(WRITTEN PROBLEM):
Can you pull out each line of the data below that includes the word "attention"?

[A run of records]
******

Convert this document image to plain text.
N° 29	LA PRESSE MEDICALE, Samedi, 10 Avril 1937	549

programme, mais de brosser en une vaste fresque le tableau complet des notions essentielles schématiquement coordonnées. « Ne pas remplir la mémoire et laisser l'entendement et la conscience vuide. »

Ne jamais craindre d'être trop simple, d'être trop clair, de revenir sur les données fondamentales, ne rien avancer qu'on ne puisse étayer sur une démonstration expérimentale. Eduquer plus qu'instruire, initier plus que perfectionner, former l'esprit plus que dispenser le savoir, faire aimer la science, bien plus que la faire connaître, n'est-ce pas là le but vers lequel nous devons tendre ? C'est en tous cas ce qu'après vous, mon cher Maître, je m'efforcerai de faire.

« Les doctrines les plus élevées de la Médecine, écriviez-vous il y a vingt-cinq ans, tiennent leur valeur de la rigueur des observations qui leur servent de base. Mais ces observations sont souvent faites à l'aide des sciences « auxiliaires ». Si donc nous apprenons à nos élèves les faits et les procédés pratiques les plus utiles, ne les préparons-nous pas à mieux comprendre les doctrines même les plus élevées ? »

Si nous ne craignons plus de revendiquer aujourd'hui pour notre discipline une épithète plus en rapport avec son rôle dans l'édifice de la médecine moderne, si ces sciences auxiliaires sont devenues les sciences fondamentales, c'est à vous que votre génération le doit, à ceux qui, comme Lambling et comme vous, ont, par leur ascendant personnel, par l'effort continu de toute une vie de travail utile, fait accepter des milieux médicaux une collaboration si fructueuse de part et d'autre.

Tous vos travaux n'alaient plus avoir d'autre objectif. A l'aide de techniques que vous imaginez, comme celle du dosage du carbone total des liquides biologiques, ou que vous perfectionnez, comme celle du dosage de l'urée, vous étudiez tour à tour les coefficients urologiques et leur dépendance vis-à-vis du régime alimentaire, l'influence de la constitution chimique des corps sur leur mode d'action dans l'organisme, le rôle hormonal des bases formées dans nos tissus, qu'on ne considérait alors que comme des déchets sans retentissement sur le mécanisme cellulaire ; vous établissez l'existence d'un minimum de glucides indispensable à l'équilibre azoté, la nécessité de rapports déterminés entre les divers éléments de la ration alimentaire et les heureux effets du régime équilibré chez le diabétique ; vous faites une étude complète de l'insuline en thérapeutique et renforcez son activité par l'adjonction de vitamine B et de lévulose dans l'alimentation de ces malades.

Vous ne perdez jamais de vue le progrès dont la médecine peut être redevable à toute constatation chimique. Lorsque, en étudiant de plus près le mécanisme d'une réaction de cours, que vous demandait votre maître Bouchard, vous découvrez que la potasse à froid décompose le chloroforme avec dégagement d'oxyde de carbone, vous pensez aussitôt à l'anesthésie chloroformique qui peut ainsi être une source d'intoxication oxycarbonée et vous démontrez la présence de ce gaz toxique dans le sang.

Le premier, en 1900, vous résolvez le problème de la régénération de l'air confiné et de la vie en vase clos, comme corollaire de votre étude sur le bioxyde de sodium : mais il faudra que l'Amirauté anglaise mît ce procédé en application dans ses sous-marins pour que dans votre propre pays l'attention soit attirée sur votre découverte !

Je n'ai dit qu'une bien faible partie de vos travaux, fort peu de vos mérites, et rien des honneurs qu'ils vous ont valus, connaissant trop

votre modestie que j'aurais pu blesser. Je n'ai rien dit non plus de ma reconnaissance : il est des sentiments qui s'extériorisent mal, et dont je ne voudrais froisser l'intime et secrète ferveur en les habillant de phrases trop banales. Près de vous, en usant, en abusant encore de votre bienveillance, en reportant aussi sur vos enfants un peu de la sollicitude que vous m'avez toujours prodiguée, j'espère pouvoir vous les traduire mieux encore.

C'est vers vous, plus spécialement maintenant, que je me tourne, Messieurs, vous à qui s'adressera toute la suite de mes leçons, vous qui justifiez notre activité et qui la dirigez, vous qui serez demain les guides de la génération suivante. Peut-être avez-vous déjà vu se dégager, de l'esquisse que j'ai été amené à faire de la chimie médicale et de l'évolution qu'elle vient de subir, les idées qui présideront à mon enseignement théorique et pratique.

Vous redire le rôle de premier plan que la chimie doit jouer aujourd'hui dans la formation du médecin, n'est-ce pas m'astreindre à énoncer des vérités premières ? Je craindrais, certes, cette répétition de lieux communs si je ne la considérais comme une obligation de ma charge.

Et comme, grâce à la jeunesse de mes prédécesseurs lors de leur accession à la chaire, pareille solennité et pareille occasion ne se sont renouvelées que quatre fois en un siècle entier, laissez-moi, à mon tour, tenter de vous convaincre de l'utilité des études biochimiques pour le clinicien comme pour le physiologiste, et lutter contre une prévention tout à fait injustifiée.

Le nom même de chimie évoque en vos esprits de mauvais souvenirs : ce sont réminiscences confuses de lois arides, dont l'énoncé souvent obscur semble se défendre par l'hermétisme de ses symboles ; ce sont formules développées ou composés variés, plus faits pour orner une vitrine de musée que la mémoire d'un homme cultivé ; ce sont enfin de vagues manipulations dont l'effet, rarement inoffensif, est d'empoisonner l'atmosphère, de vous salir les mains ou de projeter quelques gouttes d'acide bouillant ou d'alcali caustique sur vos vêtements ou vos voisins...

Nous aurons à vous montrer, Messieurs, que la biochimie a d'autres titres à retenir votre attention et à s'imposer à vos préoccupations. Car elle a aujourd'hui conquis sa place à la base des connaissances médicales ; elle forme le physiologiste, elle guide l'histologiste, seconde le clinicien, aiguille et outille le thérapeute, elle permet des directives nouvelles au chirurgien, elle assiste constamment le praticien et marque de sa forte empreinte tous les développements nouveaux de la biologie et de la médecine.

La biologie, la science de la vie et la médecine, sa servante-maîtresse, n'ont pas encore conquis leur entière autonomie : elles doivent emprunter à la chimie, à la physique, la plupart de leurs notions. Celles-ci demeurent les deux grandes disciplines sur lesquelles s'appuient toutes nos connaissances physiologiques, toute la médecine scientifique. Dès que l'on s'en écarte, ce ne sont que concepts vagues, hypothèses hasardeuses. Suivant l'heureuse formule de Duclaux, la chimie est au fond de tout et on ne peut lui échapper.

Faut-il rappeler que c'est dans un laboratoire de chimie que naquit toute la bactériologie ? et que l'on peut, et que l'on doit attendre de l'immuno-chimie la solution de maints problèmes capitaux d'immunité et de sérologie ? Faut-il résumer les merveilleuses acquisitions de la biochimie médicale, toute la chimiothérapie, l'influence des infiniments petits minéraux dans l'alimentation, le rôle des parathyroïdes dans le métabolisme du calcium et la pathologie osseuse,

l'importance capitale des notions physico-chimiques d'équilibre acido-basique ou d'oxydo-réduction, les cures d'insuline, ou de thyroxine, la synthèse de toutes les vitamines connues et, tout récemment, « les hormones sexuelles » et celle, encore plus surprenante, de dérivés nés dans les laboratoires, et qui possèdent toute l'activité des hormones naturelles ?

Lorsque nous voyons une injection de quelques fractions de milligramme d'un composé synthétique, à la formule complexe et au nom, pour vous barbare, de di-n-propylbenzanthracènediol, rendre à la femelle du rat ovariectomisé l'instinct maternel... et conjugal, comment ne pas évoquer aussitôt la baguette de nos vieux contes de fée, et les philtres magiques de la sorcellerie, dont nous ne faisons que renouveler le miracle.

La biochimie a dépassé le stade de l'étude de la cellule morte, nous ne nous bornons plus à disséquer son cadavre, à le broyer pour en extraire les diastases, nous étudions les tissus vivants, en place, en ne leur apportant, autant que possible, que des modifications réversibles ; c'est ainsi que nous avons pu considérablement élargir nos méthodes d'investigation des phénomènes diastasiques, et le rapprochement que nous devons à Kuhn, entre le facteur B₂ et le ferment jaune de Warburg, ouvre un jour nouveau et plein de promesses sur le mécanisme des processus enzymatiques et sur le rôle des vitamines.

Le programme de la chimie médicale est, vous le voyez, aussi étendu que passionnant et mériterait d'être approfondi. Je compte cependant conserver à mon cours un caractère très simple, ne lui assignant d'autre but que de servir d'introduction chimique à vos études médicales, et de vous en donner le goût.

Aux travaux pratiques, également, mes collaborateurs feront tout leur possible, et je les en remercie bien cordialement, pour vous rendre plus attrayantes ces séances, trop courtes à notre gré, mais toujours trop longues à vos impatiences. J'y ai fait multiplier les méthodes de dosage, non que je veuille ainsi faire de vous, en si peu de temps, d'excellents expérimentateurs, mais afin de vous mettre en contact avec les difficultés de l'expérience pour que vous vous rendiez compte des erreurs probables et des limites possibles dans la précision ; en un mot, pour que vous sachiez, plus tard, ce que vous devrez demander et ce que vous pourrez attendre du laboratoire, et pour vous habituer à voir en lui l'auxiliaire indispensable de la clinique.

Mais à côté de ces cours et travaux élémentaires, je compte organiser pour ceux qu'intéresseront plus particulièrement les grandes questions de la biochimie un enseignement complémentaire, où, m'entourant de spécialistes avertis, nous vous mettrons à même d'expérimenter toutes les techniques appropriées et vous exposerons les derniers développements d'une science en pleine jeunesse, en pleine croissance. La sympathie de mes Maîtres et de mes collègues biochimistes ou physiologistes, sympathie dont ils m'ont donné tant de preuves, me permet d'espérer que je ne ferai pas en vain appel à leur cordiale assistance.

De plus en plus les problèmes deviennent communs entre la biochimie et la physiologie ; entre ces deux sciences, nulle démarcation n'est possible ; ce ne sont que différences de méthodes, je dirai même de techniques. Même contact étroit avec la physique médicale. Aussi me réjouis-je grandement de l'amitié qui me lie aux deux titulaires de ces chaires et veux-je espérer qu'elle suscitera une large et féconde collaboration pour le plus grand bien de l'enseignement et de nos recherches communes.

******

(FULL SOLUTION):
Le premier, en 1900, vous résolvez le problème de la régénération de l'air confiné et de la vie en vase clos, comme corollaire de votre étude sur le bioxyde de sodium : mais il faudra que l'Amirauté anglaise mît ce procédé en application dans ses sous-marins pour que dans votre propre pays l'attention soit attirée sur votre découverte !
Nous aurons à vous montrer, Messieurs, que la biochimie a d'autres titres à retenir votre attention et à s'imposer à vos préoccupations. Car elle a aujourd'hui conquis sa place à la base des connaissances médicales ; elle forme le physiologiste, elle guide l'histologiste, seconde le clinicien, aiguille et outille le thérapeute, elle permet des directives nouvelles au chirurgien, elle assiste constamment le praticien et marque de sa forte empreinte tous les développements nouveaux de la biologie et de la médecine.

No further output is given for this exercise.